> **Given exercise**:
Search the entries below. Return every line that has "iqtisodiy" in it.

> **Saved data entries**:
□ □ □ □ □
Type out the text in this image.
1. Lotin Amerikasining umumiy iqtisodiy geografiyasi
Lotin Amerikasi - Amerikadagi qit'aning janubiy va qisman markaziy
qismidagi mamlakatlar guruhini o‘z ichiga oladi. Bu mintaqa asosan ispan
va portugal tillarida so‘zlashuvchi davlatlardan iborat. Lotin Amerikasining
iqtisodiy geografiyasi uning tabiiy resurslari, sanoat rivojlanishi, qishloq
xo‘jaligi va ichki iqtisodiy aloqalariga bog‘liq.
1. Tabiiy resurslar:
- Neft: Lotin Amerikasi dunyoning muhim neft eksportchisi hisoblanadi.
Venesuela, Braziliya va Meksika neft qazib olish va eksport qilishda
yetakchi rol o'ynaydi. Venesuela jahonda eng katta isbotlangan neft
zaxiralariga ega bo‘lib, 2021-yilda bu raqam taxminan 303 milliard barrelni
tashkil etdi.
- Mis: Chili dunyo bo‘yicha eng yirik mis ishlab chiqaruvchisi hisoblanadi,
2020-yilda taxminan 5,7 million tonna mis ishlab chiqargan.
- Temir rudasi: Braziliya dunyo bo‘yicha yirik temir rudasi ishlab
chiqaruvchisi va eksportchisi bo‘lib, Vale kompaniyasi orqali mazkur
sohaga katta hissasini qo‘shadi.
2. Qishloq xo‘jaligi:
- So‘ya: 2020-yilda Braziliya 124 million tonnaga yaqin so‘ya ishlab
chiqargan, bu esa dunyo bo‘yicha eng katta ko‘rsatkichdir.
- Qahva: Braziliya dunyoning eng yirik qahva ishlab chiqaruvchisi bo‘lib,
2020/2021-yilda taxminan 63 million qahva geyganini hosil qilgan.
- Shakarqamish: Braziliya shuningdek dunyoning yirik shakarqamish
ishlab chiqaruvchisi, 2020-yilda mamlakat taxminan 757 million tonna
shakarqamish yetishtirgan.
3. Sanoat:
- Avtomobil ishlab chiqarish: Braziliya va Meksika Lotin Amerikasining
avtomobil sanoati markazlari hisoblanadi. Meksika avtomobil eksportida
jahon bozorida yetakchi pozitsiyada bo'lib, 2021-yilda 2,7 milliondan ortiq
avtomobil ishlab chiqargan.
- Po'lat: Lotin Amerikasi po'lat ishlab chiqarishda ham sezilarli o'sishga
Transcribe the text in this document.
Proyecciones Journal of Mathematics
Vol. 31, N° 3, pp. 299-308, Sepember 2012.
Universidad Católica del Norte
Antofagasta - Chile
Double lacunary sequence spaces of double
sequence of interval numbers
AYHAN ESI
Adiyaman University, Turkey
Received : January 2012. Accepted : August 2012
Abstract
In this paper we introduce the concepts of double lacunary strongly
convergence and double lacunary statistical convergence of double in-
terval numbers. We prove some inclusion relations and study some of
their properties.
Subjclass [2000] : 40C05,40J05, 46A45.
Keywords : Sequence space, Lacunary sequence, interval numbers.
□ □ □ □ □
> **The completed task**:
1. Lotin Amerikasining umumiy iqtisodiy geografiyasi
iqtisodiy geografiyasi uning tabiiy resurslari, sanoat rivojlanishi, qishloq
xo‘jaligi va ichki iqtisodiy aloqalariga bog‘liq.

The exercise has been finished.